Problem requirements:
Look through the material below. Copy every line with the string "screenshot" in it.

Recorded information:

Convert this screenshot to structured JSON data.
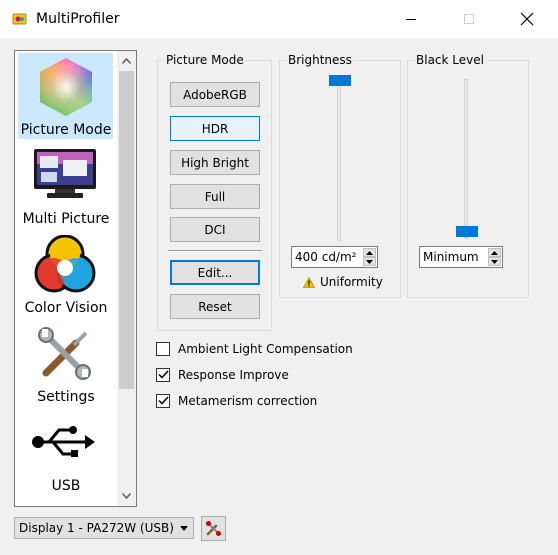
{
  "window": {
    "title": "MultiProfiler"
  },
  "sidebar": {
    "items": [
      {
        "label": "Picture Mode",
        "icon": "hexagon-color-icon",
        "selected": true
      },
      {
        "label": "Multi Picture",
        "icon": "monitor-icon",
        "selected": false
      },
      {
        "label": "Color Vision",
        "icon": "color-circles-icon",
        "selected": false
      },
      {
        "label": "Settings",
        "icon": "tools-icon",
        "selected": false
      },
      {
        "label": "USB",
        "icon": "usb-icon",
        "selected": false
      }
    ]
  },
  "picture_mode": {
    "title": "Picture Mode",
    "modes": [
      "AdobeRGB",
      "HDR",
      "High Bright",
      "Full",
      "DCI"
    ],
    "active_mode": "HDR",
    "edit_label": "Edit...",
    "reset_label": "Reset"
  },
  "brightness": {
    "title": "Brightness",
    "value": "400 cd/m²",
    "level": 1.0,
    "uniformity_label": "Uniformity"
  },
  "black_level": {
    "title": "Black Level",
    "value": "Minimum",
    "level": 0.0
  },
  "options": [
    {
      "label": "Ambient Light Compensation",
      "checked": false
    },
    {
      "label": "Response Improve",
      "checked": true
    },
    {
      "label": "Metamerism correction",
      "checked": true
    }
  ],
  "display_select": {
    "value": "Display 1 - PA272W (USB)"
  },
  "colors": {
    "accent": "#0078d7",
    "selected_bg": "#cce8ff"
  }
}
...
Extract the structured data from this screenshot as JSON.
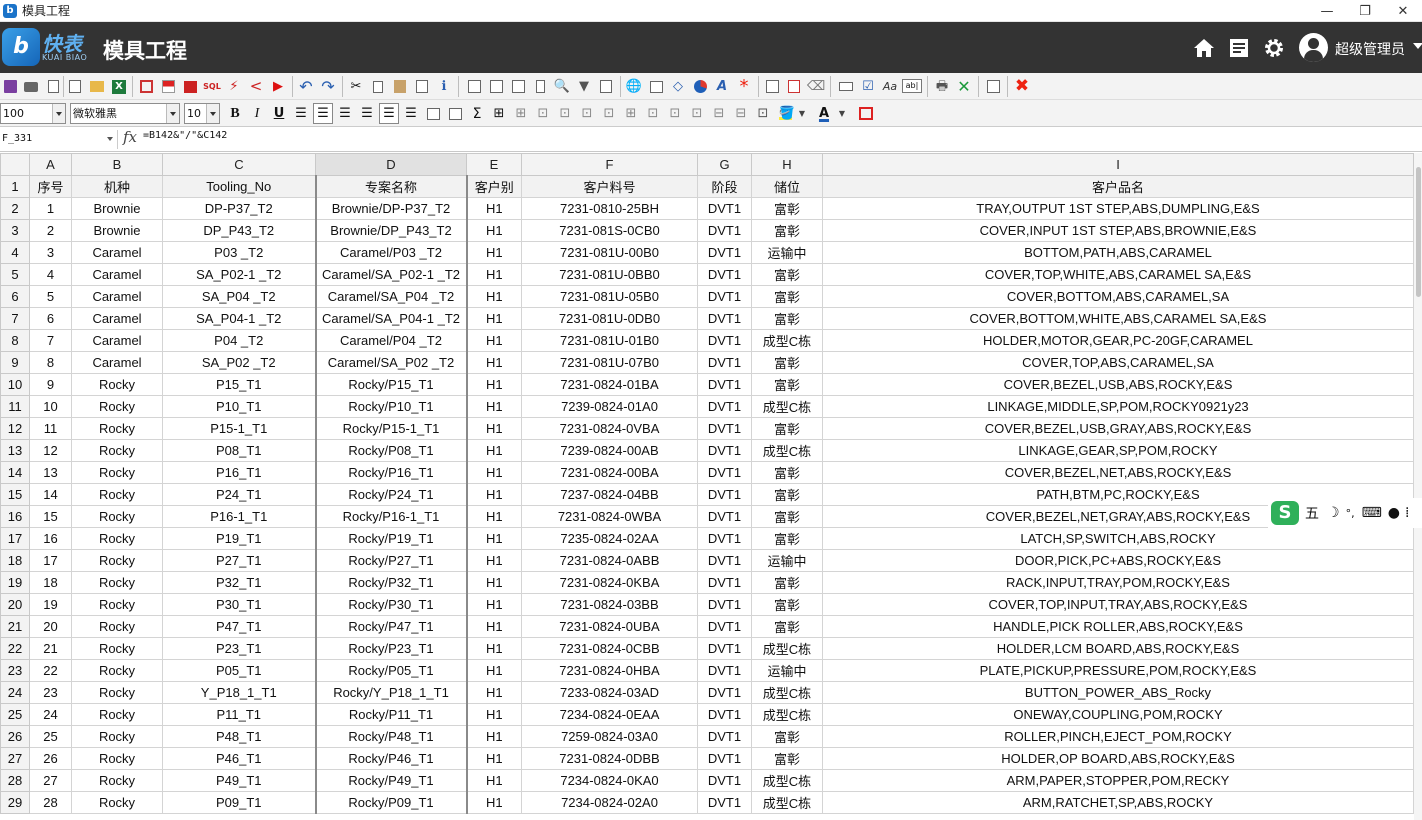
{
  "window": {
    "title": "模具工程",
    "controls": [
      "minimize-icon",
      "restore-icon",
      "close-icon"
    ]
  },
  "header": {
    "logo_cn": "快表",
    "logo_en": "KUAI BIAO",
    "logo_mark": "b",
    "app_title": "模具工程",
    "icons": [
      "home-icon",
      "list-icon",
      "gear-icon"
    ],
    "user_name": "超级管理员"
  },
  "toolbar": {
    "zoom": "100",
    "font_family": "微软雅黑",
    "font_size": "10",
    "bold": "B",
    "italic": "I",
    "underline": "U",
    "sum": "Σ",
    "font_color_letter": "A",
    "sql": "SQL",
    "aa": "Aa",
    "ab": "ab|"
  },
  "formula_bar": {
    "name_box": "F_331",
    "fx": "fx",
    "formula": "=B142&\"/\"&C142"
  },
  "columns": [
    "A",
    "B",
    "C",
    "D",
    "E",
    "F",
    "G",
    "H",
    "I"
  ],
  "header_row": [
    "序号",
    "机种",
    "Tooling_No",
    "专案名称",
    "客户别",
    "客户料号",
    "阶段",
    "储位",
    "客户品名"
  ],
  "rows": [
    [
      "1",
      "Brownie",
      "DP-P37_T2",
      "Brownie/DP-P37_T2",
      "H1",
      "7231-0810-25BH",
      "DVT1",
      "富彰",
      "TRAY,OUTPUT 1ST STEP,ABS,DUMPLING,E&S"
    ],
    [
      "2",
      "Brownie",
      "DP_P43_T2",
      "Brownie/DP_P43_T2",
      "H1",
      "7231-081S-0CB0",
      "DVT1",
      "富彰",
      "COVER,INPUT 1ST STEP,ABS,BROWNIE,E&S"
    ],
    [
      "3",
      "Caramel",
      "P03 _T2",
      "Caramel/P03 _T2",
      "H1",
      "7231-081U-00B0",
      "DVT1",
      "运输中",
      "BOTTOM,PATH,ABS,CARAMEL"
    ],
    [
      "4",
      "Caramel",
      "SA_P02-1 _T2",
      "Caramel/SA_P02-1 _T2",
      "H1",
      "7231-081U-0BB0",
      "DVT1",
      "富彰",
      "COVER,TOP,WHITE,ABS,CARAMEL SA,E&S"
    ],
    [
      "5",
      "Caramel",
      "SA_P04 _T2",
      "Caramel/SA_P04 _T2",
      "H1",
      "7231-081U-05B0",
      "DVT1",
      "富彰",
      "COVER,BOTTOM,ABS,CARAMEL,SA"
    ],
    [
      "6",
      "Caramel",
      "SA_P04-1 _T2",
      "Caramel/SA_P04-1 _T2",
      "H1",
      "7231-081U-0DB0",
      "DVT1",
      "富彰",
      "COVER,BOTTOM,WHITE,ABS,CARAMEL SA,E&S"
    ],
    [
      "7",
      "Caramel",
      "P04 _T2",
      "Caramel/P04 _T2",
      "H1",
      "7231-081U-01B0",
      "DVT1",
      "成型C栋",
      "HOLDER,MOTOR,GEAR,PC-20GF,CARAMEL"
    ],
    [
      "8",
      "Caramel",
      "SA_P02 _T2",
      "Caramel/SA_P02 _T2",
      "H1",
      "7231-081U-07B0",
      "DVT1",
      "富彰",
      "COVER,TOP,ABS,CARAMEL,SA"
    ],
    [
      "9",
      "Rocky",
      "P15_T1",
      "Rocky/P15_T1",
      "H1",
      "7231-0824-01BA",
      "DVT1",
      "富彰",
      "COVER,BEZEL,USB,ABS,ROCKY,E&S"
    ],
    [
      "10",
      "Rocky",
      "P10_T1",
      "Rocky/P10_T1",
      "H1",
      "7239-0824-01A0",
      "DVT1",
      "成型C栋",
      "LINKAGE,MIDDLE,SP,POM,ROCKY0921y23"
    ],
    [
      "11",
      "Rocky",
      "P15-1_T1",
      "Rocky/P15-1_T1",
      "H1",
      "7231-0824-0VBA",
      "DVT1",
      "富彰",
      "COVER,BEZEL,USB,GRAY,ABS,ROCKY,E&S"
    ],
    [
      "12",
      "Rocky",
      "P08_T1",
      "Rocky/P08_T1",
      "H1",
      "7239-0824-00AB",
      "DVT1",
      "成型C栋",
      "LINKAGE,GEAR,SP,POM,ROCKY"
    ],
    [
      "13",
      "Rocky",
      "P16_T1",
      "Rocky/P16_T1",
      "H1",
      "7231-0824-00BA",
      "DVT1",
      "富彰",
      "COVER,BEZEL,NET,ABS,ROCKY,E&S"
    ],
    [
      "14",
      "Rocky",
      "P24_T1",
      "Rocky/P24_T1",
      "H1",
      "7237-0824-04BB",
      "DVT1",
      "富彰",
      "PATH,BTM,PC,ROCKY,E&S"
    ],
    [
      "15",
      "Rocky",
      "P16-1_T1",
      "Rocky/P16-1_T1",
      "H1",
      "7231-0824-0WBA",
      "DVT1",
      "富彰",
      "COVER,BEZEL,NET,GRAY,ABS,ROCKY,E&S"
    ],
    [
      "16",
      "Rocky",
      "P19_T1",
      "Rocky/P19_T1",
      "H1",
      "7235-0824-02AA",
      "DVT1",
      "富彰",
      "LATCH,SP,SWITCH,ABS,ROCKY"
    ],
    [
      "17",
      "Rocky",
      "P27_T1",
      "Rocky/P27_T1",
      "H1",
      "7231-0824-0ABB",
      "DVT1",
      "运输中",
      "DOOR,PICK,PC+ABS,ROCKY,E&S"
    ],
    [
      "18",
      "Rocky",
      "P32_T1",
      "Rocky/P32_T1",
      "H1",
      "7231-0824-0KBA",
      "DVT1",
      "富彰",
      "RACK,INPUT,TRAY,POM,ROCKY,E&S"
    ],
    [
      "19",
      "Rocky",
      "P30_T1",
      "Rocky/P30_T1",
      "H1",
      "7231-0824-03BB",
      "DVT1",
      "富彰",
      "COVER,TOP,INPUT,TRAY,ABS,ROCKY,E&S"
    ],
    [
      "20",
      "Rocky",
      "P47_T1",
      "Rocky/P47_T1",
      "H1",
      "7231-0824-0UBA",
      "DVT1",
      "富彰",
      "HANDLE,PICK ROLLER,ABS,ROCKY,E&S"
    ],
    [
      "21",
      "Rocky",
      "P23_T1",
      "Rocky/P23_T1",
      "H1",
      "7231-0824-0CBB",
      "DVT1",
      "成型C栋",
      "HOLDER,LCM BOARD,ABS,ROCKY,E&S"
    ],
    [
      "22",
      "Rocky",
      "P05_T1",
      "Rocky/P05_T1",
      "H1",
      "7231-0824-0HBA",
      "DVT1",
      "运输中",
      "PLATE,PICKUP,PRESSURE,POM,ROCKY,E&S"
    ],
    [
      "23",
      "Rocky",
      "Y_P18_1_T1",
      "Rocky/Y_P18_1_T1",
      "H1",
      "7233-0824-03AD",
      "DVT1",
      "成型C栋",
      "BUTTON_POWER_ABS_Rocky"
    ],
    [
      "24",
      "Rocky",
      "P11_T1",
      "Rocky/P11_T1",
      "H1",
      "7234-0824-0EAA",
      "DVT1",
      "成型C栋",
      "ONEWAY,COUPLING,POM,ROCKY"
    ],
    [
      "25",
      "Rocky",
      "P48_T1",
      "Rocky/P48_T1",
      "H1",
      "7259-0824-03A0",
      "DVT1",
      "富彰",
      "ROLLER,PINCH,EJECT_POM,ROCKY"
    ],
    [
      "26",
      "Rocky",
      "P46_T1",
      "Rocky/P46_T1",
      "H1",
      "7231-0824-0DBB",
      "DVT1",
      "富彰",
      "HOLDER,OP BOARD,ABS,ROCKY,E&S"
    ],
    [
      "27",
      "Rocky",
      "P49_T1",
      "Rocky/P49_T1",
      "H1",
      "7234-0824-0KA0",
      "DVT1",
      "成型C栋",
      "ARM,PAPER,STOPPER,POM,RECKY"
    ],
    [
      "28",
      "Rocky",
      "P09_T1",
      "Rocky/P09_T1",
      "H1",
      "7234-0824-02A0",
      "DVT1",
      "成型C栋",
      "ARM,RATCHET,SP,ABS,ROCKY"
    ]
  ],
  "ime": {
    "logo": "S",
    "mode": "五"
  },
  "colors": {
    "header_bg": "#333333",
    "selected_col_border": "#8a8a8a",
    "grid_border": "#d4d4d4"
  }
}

The response:
Convert this screenshot to structured JSON data.
Extract the structured data from this screenshot as JSON.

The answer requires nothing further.